DIRECTIVE
The records below must be output exactly, without pictures.

Collected data

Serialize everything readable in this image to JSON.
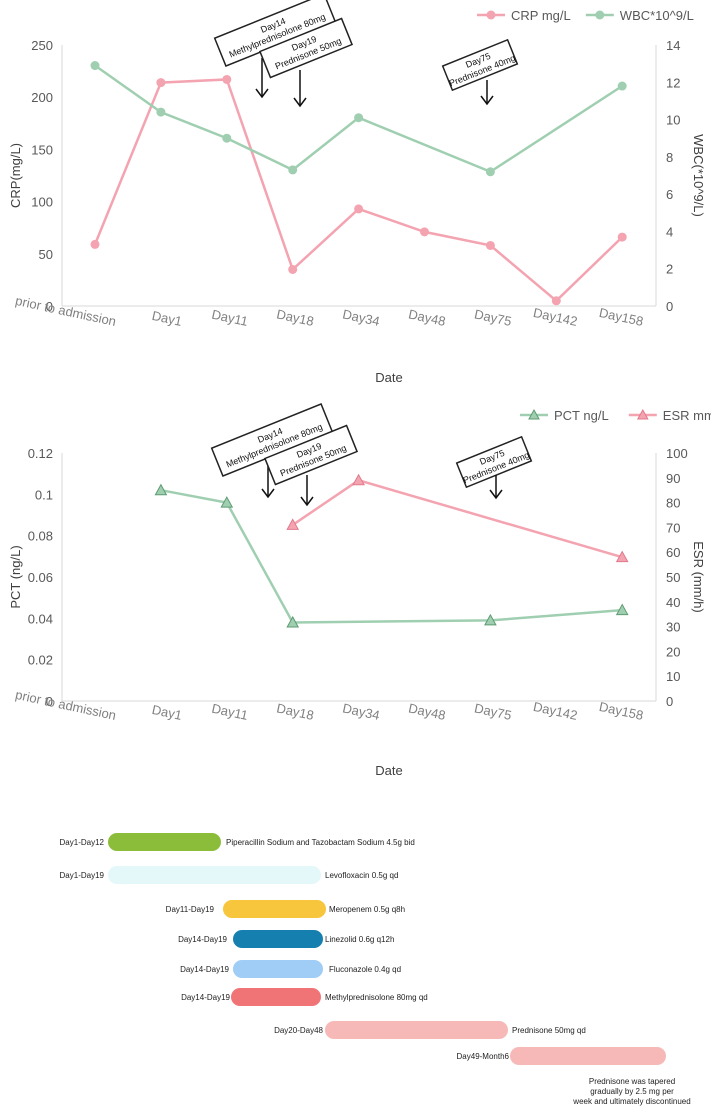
{
  "colors": {
    "crp": "#f4a3b0",
    "wbc": "#9fcfb0",
    "pct": "#9fcfb0",
    "esr": "#f4a3b0"
  },
  "chart_data": [
    {
      "type": "line",
      "categories": [
        "prior to admission",
        "Day1",
        "Day11",
        "Day18",
        "Day34",
        "Day48",
        "Day75",
        "Day142",
        "Day158"
      ],
      "xlabel": "Date",
      "ylabel": "CRP(mg/L)",
      "y2label": "WBC(*10^9/L)",
      "ylim": [
        0,
        250
      ],
      "y2lim": [
        0,
        14
      ],
      "yticks": [
        0,
        50,
        100,
        150,
        200,
        250
      ],
      "y2ticks": [
        0,
        2,
        4,
        6,
        8,
        10,
        12,
        14
      ],
      "legend_position": "top-right",
      "series": [
        {
          "name": "CRP mg/L",
          "axis": "left",
          "values": [
            59,
            214,
            217,
            35,
            93,
            71,
            58,
            5,
            66
          ]
        },
        {
          "name": "WBC*10^9/L",
          "axis": "right",
          "values": [
            12.9,
            10.4,
            9.0,
            7.3,
            10.1,
            null,
            7.2,
            null,
            11.8
          ]
        }
      ],
      "annotations": [
        {
          "line1": "Day14",
          "line2": "Methylprednisolone  80mg"
        },
        {
          "line1": "Day19",
          "line2": "Prednisone  50mg"
        },
        {
          "line1": "Day75",
          "line2": "Prednisone  40mg"
        }
      ]
    },
    {
      "type": "line",
      "categories": [
        "prior to admission",
        "Day1",
        "Day11",
        "Day18",
        "Day34",
        "Day48",
        "Day75",
        "Day142",
        "Day158"
      ],
      "xlabel": "Date",
      "ylabel": "PCT  (ng/L)",
      "y2label": "ESR  (mm/h)",
      "ylim": [
        0,
        0.12
      ],
      "y2lim": [
        0,
        100
      ],
      "yticks": [
        0,
        0.02,
        0.04,
        0.06,
        0.08,
        0.1,
        0.12
      ],
      "y2ticks": [
        0,
        10,
        20,
        30,
        40,
        50,
        60,
        70,
        80,
        90,
        100
      ],
      "legend_position": "top-right",
      "series": [
        {
          "name": "PCT ng/L",
          "axis": "left",
          "values": [
            null,
            0.102,
            0.096,
            0.038,
            null,
            null,
            0.039,
            null,
            0.044
          ]
        },
        {
          "name": "ESR mm/h",
          "axis": "right",
          "values": [
            null,
            null,
            null,
            71,
            89,
            null,
            null,
            null,
            58
          ]
        }
      ],
      "annotations": [
        {
          "line1": "Day14",
          "line2": "Methylprednisolone  80mg"
        },
        {
          "line1": "Day19",
          "line2": "Prednisone  50mg"
        },
        {
          "line1": "Day75",
          "line2": "Prednisone  40mg"
        }
      ]
    }
  ],
  "timeline": [
    {
      "range": "Day1-Day12",
      "drug": "Piperacillin Sodium and Tazobactam Sodium 4.5g bid",
      "color": "#8cbd3a"
    },
    {
      "range": "Day1-Day19",
      "drug": "Levofloxacin 0.5g qd",
      "color": "#e4f7f9"
    },
    {
      "range": "Day11-Day19",
      "drug": "Meropenem  0.5g q8h",
      "color": "#f7c63c"
    },
    {
      "range": "Day14-Day19",
      "drug": "Linezolid  0.6g q12h",
      "color": "#1580b0"
    },
    {
      "range": "Day14-Day19",
      "drug": "Fluconazole  0.4g qd",
      "color": "#9fcdf5"
    },
    {
      "range": "Day14-Day19",
      "drug": "Methylprednisolone 80mg qd",
      "color": "#f07376"
    },
    {
      "range": "Day20-Day48",
      "drug": "Prednisone 50mg qd",
      "color": "#f7b8b8"
    },
    {
      "range": "Day49-Month6",
      "drug": "Prednisone was tapered gradually by 2.5 mg per week and ultimately discontinued",
      "color": "#f7b8b8"
    }
  ]
}
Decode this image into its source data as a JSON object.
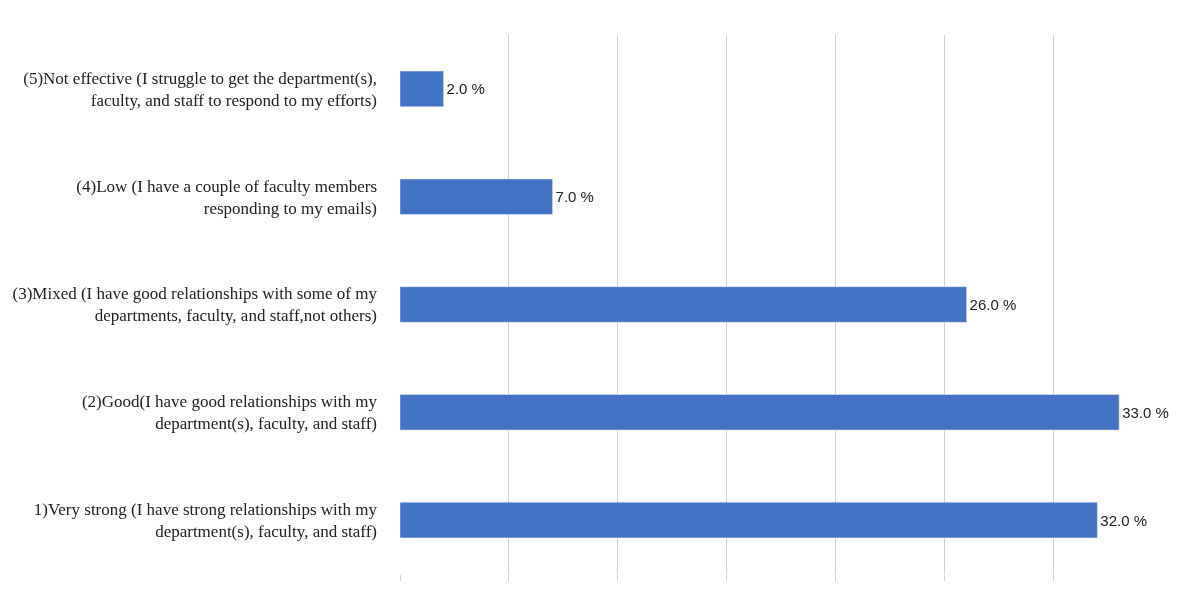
{
  "chart_data": {
    "type": "bar",
    "orientation": "horizontal",
    "categories": [
      "(5)Not effective (I struggle to get the department(s),\nfaculty, and staff to respond to my efforts)",
      "(4)Low (I have a couple of faculty members\nresponding to my emails)",
      "(3)Mixed (I have good relationships with some of my\ndepartments, faculty, and staff,not others)",
      "(2)Good(I have good relationships with my\ndepartment(s), faculty, and staff)",
      "1)Very strong (I have strong relationships with my\ndepartment(s), faculty, and staff)"
    ],
    "values": [
      2,
      7,
      26,
      33,
      32
    ],
    "value_labels": [
      "2.0 %",
      "7.0 %",
      "26.0 %",
      "33.0 %",
      "32.0 %"
    ],
    "color": "#4472c4",
    "grid": "x",
    "tick_labels": "y",
    "legend": false
  }
}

RESULT FOR THIS EXERCISE
Serialize everything readable in this image to JSON.
{
  "colors": {
    "crp": "#f4a3b0",
    "wbc": "#9fcfb0",
    "pct": "#9fcfb0",
    "esr": "#f4a3b0"
  },
  "chart_data": [
    {
      "type": "line",
      "categories": [
        "prior to admission",
        "Day1",
        "Day11",
        "Day18",
        "Day34",
        "Day48",
        "Day75",
        "Day142",
        "Day158"
      ],
      "xlabel": "Date",
      "ylabel": "CRP(mg/L)",
      "y2label": "WBC(*10^9/L)",
      "ylim": [
        0,
        250
      ],
      "y2lim": [
        0,
        14
      ],
      "yticks": [
        0,
        50,
        100,
        150,
        200,
        250
      ],
      "y2ticks": [
        0,
        2,
        4,
        6,
        8,
        10,
        12,
        14
      ],
      "legend_position": "top-right",
      "series": [
        {
          "name": "CRP mg/L",
          "axis": "left",
          "values": [
            59,
            214,
            217,
            35,
            93,
            71,
            58,
            5,
            66
          ]
        },
        {
          "name": "WBC*10^9/L",
          "axis": "right",
          "values": [
            12.9,
            10.4,
            9.0,
            7.3,
            10.1,
            null,
            7.2,
            null,
            11.8
          ]
        }
      ],
      "annotations": [
        {
          "line1": "Day14",
          "line2": "Methylprednisolone  80mg"
        },
        {
          "line1": "Day19",
          "line2": "Prednisone  50mg"
        },
        {
          "line1": "Day75",
          "line2": "Prednisone  40mg"
        }
      ]
    },
    {
      "type": "line",
      "categories": [
        "prior to admission",
        "Day1",
        "Day11",
        "Day18",
        "Day34",
        "Day48",
        "Day75",
        "Day142",
        "Day158"
      ],
      "xlabel": "Date",
      "ylabel": "PCT  (ng/L)",
      "y2label": "ESR  (mm/h)",
      "ylim": [
        0,
        0.12
      ],
      "y2lim": [
        0,
        100
      ],
      "yticks": [
        0,
        0.02,
        0.04,
        0.06,
        0.08,
        0.1,
        0.12
      ],
      "y2ticks": [
        0,
        10,
        20,
        30,
        40,
        50,
        60,
        70,
        80,
        90,
        100
      ],
      "legend_position": "top-right",
      "series": [
        {
          "name": "PCT ng/L",
          "axis": "left",
          "values": [
            null,
            0.102,
            0.096,
            0.038,
            null,
            null,
            0.039,
            null,
            0.044
          ]
        },
        {
          "name": "ESR mm/h",
          "axis": "right",
          "values": [
            null,
            null,
            null,
            71,
            89,
            null,
            null,
            null,
            58
          ]
        }
      ],
      "annotations": [
        {
          "line1": "Day14",
          "line2": "Methylprednisolone  80mg"
        },
        {
          "line1": "Day19",
          "line2": "Prednisone  50mg"
        },
        {
          "line1": "Day75",
          "line2": "Prednisone  40mg"
        }
      ]
    }
  ],
  "timeline": [
    {
      "range": "Day1-Day12",
      "drug": "Piperacillin Sodium and Tazobactam Sodium 4.5g bid",
      "color": "#8cbd3a"
    },
    {
      "range": "Day1-Day19",
      "drug": "Levofloxacin 0.5g qd",
      "color": "#e4f7f9"
    },
    {
      "range": "Day11-Day19",
      "drug": "Meropenem  0.5g q8h",
      "color": "#f7c63c"
    },
    {
      "range": "Day14-Day19",
      "drug": "Linezolid  0.6g q12h",
      "color": "#1580b0"
    },
    {
      "range": "Day14-Day19",
      "drug": "Fluconazole  0.4g qd",
      "color": "#9fcdf5"
    },
    {
      "range": "Day14-Day19",
      "drug": "Methylprednisolone 80mg qd",
      "color": "#f07376"
    },
    {
      "range": "Day20-Day48",
      "drug": "Prednisone 50mg qd",
      "color": "#f7b8b8"
    },
    {
      "range": "Day49-Month6",
      "drug": "Prednisone was tapered gradually by 2.5 mg per week and ultimately discontinued",
      "color": "#f7b8b8"
    }
  ]
}
Decode this image into its source data as a JSON object.
{
  "chart_data": {
    "type": "bar",
    "orientation": "horizontal",
    "categories": [
      "(5)Not effective (I struggle to get the department(s),\nfaculty, and staff to respond to my efforts)",
      "(4)Low (I have a couple of faculty members\nresponding to my emails)",
      "(3)Mixed (I have good relationships with some of my\ndepartments, faculty, and staff,not others)",
      "(2)Good(I have good relationships with my\ndepartment(s), faculty, and staff)",
      "1)Very strong (I have strong relationships with my\ndepartment(s), faculty, and staff)"
    ],
    "values": [
      2,
      7,
      26,
      33,
      32
    ],
    "value_labels": [
      "2.0 %",
      "7.0 %",
      "26.0 %",
      "33.0 %",
      "32.0 %"
    ],
    "color": "#4472c4",
    "grid": "x",
    "tick_labels": "y",
    "legend": false
  }
}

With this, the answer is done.